Collection entries
** begin **
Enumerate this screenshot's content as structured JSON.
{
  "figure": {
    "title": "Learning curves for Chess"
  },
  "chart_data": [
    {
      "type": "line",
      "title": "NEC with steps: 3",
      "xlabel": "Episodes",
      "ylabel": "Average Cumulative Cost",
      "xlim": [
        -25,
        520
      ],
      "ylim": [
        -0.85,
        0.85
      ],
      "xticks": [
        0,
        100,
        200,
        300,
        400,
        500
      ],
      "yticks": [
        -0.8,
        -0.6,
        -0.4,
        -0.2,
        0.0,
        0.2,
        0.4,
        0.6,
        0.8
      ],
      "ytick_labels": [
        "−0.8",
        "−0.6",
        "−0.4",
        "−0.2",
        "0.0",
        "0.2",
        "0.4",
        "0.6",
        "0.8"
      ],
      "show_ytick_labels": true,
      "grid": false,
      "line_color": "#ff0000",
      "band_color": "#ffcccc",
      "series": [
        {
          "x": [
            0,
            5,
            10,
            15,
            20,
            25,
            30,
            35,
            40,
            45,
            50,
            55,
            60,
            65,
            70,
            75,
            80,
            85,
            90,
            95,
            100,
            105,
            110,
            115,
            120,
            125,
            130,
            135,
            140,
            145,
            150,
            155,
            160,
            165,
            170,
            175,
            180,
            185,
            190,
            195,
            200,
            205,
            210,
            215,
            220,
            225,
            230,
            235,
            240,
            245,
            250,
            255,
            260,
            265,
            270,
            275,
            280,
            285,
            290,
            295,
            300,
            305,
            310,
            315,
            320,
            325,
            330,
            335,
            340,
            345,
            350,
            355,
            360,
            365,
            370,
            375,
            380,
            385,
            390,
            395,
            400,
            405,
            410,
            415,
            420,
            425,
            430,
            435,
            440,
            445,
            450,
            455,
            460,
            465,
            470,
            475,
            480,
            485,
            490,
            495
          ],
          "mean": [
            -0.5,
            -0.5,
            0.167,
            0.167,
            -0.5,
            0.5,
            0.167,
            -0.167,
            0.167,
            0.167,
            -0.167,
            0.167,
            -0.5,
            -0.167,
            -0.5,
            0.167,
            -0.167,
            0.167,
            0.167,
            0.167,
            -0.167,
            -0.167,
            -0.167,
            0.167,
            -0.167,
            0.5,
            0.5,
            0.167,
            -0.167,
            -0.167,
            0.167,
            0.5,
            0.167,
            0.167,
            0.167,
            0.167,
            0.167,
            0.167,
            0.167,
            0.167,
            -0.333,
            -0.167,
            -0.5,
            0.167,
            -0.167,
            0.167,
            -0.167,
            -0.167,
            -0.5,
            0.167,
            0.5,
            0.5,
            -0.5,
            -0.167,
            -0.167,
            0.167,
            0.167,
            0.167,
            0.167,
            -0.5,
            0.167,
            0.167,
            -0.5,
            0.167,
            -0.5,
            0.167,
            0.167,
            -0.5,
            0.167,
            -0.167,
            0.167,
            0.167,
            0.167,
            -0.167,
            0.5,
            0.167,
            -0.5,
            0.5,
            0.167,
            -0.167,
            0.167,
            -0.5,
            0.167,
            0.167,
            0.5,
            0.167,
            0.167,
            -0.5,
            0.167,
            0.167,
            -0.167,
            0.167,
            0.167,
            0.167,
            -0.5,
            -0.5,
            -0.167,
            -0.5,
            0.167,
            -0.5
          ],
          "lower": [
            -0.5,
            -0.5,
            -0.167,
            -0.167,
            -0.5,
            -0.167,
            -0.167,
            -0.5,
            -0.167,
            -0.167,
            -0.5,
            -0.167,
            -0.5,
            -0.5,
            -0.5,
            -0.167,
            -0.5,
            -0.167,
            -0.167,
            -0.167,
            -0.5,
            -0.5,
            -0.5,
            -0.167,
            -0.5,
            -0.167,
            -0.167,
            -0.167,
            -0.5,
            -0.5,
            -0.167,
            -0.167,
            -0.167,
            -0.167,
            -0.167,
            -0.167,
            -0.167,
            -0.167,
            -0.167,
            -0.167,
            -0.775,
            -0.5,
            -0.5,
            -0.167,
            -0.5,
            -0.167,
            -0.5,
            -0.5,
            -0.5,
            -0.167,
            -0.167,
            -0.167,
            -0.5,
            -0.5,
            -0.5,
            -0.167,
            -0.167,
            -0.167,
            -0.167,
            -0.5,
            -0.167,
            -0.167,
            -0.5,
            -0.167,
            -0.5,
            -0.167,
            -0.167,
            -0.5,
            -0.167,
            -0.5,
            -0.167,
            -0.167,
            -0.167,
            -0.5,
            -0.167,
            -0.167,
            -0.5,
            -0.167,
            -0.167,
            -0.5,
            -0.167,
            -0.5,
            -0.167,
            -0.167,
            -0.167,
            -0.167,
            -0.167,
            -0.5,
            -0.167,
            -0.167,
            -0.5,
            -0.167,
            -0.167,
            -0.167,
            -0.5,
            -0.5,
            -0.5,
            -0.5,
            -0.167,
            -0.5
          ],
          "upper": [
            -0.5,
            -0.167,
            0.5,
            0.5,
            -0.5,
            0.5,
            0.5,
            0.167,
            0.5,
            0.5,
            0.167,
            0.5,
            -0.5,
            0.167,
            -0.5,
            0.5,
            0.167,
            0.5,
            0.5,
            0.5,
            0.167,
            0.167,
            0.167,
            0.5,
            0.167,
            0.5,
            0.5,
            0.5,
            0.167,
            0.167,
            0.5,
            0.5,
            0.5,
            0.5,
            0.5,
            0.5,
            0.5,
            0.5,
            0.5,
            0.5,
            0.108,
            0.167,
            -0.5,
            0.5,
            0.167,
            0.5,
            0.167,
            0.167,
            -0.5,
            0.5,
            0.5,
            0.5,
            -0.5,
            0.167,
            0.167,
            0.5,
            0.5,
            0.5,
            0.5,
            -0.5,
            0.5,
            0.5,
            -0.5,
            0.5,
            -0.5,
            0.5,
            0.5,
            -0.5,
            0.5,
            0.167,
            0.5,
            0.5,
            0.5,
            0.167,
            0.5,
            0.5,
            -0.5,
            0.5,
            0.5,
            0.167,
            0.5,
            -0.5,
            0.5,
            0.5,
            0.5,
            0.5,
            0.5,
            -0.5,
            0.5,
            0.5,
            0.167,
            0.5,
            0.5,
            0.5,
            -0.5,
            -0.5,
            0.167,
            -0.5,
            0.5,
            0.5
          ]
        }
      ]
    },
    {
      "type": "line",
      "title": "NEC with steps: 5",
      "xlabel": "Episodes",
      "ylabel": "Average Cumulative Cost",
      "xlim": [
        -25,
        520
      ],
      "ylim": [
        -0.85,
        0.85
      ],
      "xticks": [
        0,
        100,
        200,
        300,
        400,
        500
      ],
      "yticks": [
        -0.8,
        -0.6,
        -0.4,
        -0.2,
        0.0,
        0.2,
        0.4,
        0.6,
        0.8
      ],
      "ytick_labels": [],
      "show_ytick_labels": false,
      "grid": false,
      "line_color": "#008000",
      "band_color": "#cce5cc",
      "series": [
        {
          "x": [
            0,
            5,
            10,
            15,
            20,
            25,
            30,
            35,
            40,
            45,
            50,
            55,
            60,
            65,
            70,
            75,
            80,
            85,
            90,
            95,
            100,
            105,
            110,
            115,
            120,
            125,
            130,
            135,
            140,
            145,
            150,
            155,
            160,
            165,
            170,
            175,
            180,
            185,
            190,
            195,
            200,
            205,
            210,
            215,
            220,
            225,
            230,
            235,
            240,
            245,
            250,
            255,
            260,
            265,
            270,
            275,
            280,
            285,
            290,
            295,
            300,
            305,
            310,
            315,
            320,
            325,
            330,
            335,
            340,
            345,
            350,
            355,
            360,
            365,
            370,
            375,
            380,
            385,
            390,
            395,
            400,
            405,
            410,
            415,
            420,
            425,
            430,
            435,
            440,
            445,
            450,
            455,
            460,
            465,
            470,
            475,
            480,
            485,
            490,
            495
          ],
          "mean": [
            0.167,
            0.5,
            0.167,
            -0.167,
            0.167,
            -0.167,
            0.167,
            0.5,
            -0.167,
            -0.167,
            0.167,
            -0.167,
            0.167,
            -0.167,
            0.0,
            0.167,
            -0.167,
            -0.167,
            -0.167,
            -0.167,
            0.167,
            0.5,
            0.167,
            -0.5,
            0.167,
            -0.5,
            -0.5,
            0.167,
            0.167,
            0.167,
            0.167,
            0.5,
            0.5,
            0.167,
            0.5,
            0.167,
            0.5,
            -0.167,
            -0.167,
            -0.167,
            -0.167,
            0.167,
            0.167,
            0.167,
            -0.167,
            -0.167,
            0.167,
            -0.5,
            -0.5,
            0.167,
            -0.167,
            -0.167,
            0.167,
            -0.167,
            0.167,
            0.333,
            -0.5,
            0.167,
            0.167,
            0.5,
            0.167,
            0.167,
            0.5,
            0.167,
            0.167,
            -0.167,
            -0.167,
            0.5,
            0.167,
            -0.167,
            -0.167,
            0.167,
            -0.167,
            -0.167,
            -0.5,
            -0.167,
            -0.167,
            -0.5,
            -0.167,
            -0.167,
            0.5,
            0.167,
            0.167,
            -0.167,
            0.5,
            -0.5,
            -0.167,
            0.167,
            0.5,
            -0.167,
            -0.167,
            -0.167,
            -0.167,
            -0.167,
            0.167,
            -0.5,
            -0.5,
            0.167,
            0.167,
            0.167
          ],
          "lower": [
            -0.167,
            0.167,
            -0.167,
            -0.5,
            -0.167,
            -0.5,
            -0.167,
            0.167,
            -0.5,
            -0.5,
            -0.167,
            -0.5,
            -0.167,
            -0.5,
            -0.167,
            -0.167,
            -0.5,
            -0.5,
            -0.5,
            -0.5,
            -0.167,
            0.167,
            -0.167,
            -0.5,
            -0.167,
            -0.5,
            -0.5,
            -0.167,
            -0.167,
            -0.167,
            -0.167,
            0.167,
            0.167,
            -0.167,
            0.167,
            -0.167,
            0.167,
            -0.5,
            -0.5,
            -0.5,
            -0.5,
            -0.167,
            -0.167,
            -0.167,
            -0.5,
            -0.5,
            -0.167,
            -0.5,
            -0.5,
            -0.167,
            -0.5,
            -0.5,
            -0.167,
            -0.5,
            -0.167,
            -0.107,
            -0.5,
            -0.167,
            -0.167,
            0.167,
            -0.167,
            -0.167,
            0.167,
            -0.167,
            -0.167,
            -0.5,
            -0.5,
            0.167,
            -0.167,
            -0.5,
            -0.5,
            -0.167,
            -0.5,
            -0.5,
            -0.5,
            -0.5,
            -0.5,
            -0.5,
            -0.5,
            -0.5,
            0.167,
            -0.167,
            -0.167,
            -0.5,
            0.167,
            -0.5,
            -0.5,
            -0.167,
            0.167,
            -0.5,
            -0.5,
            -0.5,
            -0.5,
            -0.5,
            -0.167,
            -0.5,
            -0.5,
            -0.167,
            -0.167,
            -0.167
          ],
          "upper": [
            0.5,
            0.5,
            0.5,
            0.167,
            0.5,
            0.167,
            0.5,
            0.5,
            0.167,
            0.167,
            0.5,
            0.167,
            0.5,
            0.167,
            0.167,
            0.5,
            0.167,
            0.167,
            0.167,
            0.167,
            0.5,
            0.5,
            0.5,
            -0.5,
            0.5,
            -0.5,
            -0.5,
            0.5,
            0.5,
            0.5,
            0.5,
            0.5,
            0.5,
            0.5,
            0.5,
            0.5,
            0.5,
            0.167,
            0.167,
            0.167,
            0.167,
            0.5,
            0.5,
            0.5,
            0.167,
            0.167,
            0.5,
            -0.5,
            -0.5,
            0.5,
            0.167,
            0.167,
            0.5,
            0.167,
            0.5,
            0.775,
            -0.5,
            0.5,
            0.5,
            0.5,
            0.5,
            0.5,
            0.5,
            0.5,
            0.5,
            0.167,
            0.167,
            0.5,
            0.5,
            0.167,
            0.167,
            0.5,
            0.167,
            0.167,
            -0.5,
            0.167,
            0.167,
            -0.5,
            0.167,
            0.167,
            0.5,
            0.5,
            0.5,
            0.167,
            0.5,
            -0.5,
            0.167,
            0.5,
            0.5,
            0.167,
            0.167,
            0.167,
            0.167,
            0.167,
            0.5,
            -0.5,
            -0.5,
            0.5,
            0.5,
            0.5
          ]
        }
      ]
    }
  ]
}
** end **
• [Given exercise]
Where a line above includes "with", copy that line.

• [Written response]
      "title": "NEC with steps: 3",
      "title": "NEC with steps: 5",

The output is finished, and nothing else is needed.